> WRITTEN PROBLEM: Each entry should be quoted word for word, including every mark of punctuation.

> Stored data:
------------

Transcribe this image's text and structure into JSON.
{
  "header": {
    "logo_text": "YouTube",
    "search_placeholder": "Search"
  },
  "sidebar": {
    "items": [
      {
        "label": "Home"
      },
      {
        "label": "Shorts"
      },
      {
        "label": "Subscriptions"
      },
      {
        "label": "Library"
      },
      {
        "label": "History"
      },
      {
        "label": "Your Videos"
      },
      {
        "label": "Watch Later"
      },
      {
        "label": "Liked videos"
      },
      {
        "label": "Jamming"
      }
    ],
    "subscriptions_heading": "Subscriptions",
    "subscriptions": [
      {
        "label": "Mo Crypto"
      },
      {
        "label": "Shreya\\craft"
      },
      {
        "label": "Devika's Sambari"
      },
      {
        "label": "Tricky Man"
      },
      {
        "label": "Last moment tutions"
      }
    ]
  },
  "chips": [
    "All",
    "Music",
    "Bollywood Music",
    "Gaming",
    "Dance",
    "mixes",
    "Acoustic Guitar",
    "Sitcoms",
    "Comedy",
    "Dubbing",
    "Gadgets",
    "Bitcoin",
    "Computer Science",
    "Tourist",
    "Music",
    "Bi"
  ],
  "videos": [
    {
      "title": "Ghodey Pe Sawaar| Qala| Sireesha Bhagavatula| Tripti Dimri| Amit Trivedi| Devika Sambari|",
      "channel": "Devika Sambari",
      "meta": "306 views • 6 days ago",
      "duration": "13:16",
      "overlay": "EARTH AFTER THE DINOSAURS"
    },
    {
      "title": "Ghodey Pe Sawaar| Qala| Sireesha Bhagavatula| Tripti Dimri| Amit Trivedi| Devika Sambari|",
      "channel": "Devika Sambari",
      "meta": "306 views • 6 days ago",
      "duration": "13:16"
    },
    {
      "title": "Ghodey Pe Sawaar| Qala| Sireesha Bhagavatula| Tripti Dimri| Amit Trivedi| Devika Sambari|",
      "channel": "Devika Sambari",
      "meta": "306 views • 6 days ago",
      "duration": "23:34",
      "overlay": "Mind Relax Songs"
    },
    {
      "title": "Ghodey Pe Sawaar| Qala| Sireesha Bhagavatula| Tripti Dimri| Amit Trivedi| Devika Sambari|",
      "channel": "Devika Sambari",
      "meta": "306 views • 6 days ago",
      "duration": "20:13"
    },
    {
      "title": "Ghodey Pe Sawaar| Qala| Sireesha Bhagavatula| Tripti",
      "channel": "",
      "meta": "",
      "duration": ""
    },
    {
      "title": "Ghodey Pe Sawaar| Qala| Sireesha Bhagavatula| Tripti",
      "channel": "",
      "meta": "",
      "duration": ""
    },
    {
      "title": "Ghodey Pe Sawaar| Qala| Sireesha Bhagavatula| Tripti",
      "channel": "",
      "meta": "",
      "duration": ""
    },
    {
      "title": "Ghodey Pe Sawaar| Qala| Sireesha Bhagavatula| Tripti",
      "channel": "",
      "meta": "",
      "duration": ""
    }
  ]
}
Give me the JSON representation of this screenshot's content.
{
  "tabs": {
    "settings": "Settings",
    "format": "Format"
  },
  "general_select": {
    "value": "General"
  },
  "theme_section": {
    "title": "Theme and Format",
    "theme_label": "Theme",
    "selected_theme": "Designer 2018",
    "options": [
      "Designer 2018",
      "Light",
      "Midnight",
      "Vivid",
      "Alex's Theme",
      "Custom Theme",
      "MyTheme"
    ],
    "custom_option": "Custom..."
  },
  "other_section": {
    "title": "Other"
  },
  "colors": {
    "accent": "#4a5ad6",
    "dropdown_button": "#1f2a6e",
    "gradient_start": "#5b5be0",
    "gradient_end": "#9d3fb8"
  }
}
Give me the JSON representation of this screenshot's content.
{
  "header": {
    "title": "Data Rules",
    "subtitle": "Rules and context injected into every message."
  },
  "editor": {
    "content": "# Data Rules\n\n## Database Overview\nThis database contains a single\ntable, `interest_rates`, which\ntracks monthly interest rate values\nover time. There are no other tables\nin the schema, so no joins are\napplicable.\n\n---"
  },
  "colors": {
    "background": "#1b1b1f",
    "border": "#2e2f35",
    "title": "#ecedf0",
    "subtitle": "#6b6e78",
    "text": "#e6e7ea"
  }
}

------------

> ANSWER FOR THIS EXERCISE:
Transcribe this image's text and structure into JSON.
{
  "header": {
    "logo_text": "YouTube",
    "search_placeholder": "Search"
  },
  "sidebar": {
    "items": [
      {
        "label": "Home"
      },
      {
        "label": "Shorts"
      },
      {
        "label": "Subscriptions"
      },
      {
        "label": "Library"
      },
      {
        "label": "History"
      },
      {
        "label": "Your Videos"
      },
      {
        "label": "Watch Later"
      },
      {
        "label": "Liked videos"
      },
      {
        "label": "Jamming"
      }
    ],
    "subscriptions_heading": "Subscriptions",
    "subscriptions": [
      {
        "label": "Mo Crypto"
      },
      {
        "label": "Shreya\\craft"
      },
      {
        "label": "Devika's Sambari"
      },
      {
        "label": "Tricky Man"
      },
      {
        "label": "Last moment tutions"
      }
    ]
  },
  "chips": [
    "All",
    "Music",
    "Bollywood Music",
    "Gaming",
    "Dance",
    "mixes",
    "Acoustic Guitar",
    "Sitcoms",
    "Comedy",
    "Dubbing",
    "Gadgets",
    "Bitcoin",
    "Computer Science",
    "Tourist",
    "Music",
    "Bi"
  ],
  "videos": [
    {
      "title": "Ghodey Pe Sawaar| Qala| Sireesha Bhagavatula| Tripti Dimri| Amit Trivedi| Devika Sambari|",
      "channel": "Devika Sambari",
      "meta": "306 views • 6 days ago",
      "duration": "13:16",
      "overlay": "EARTH AFTER THE DINOSAURS"
    },
    {
      "title": "Ghodey Pe Sawaar| Qala| Sireesha Bhagavatula| Tripti Dimri| Amit Trivedi| Devika Sambari|",
      "channel": "Devika Sambari",
      "meta": "306 views • 6 days ago",
      "duration": "13:16"
    },
    {
      "title": "Ghodey Pe Sawaar| Qala| Sireesha Bhagavatula| Tripti Dimri| Amit Trivedi| Devika Sambari|",
      "channel": "Devika Sambari",
      "meta": "306 views • 6 days ago",
      "duration": "23:34",
      "overlay": "Mind Relax Songs"
    },
    {
      "title": "Ghodey Pe Sawaar| Qala| Sireesha Bhagavatula| Tripti Dimri| Amit Trivedi| Devika Sambari|",
      "channel": "Devika Sambari",
      "meta": "306 views • 6 days ago",
      "duration": "20:13"
    },
    {
      "title": "Ghodey Pe Sawaar| Qala| Sireesha Bhagavatula| Tripti",
      "channel": "",
      "meta": "",
      "duration": ""
    },
    {
      "title": "Ghodey Pe Sawaar| Qala| Sireesha Bhagavatula| Tripti",
      "channel": "",
      "meta": "",
      "duration": ""
    },
    {
      "title": "Ghodey Pe Sawaar| Qala| Sireesha Bhagavatula| Tripti",
      "channel": "",
      "meta": "",
      "duration": ""
    },
    {
      "title": "Ghodey Pe Sawaar| Qala| Sireesha Bhagavatula| Tripti",
      "channel": "",
      "meta": "",
      "duration": ""
    }
  ]
}
Give me the JSON representation of this screenshot's content.
{
  "tabs": {
    "settings": "Settings",
    "format": "Format"
  },
  "general_select": {
    "value": "General"
  },
  "theme_section": {
    "title": "Theme and Format",
    "theme_label": "Theme",
    "selected_theme": "Designer 2018",
    "options": [
      "Designer 2018",
      "Light",
      "Midnight",
      "Vivid",
      "Alex's Theme",
      "Custom Theme",
      "MyTheme"
    ],
    "custom_option": "Custom..."
  },
  "other_section": {
    "title": "Other"
  },
  "colors": {
    "accent": "#4a5ad6",
    "dropdown_button": "#1f2a6e",
    "gradient_start": "#5b5be0",
    "gradient_end": "#9d3fb8"
  }
}
Give me the JSON representation of this screenshot's content.
{
  "header": {
    "title": "Data Rules",
    "subtitle": "Rules and context injected into every message."
  },
  "editor": {
    "content": "# Data Rules\n\n## Database Overview\nThis database contains a single\ntable, `interest_rates`, which\ntracks monthly interest rate values\nover time. There are no other tables\nin the schema, so no joins are\napplicable.\n\n---"
  },
  "colors": {
    "background": "#1b1b1f",
    "border": "#2e2f35",
    "title": "#ecedf0",
    "subtitle": "#6b6e78",
    "text": "#e6e7ea"
  }
}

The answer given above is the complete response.